§ Prompt: Work out how many lines have "Being" in them. Give only that number.

Data excerpts:
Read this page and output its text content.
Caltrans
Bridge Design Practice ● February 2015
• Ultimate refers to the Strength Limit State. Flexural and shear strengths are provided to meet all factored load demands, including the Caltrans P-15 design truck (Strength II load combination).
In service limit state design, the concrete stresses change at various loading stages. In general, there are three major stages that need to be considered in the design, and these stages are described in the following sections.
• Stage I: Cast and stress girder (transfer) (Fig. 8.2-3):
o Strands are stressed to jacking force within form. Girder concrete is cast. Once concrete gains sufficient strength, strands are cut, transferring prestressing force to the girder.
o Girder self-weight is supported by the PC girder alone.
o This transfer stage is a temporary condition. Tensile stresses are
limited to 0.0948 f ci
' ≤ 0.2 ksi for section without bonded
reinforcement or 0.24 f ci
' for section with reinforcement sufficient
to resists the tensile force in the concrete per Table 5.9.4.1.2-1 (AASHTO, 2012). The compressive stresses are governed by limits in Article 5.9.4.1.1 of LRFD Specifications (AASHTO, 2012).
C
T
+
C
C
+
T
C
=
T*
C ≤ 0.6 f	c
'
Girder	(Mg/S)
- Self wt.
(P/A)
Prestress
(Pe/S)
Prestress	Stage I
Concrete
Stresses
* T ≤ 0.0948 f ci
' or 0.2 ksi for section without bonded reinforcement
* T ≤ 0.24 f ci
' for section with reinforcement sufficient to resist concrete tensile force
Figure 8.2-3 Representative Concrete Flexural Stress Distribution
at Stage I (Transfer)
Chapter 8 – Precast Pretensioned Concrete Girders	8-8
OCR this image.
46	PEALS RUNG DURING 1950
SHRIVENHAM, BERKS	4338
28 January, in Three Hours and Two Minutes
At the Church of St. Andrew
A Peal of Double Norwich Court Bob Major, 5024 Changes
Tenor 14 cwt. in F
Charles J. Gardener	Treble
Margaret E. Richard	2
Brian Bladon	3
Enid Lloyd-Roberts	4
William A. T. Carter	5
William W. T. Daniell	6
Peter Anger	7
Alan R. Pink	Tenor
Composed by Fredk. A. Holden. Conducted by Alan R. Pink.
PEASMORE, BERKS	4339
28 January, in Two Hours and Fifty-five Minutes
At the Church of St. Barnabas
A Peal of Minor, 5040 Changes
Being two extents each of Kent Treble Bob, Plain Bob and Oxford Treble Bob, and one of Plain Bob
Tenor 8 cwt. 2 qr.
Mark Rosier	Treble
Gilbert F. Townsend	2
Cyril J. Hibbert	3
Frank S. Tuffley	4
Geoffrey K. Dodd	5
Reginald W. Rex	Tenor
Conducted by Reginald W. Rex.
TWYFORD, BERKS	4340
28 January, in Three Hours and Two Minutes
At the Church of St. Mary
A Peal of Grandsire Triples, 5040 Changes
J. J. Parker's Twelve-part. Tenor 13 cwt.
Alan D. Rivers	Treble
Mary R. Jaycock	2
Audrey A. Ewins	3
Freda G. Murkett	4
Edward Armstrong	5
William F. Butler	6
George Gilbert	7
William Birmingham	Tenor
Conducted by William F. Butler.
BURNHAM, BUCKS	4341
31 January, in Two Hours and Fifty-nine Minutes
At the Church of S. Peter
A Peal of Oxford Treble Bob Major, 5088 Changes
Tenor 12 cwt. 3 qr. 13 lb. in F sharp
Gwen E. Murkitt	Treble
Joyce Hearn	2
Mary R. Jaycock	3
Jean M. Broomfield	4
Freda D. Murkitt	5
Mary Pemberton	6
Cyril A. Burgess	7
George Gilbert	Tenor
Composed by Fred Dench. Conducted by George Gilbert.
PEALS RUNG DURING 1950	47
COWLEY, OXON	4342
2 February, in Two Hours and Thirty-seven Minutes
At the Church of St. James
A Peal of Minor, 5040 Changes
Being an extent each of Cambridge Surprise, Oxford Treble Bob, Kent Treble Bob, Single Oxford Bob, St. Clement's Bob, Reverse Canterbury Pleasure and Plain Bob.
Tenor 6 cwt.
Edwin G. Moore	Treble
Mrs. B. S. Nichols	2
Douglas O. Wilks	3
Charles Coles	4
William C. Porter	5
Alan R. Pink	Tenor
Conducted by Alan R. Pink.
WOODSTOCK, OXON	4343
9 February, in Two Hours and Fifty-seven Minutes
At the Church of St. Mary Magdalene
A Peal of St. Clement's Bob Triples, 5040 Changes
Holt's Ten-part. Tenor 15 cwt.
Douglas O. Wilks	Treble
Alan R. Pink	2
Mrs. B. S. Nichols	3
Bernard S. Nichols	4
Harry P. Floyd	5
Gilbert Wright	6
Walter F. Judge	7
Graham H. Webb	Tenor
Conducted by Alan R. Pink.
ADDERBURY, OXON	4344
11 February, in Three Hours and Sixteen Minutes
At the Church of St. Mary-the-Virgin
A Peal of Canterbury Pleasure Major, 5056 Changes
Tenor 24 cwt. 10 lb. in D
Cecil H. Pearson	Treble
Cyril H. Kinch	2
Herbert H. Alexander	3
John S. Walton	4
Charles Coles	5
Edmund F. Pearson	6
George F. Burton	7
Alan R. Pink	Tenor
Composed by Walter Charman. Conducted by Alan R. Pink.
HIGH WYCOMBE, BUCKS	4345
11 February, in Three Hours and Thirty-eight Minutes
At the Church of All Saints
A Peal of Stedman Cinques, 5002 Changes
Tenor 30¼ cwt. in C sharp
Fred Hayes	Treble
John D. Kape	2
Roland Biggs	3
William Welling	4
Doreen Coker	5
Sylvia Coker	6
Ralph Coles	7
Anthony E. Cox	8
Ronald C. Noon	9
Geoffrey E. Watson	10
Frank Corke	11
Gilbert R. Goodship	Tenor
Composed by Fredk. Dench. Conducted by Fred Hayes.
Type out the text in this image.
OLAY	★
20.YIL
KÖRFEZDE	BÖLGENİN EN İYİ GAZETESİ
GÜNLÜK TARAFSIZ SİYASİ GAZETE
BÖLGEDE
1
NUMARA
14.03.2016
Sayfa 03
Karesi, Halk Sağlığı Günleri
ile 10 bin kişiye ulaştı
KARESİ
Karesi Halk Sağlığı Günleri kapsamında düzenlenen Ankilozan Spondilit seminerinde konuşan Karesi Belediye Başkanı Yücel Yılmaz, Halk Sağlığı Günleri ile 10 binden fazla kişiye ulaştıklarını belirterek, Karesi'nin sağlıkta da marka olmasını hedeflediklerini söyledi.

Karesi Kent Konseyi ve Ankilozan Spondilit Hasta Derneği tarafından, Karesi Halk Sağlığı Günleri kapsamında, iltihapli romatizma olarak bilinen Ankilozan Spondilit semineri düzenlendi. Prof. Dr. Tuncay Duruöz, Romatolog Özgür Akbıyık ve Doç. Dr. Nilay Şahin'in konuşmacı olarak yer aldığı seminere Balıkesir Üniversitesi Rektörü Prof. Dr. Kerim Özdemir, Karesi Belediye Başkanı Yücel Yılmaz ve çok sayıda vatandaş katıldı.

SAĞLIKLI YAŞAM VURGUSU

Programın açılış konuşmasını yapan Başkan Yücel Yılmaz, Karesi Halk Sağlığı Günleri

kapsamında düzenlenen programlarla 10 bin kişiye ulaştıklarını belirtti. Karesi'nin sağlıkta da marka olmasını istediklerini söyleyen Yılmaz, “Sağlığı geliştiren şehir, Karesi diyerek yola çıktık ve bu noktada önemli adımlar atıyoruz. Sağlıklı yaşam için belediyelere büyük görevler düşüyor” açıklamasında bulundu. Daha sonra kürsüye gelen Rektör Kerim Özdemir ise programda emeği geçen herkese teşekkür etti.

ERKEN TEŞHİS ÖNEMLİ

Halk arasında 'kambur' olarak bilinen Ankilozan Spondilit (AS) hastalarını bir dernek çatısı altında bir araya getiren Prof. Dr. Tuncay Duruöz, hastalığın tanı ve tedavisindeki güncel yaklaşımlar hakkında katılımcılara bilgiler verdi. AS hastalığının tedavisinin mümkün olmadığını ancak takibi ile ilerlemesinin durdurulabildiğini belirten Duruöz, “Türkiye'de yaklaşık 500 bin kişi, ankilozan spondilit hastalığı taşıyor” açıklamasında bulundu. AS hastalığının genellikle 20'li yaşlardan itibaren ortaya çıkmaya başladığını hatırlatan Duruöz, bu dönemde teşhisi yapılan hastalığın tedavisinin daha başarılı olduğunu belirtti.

§ Exercise output: 2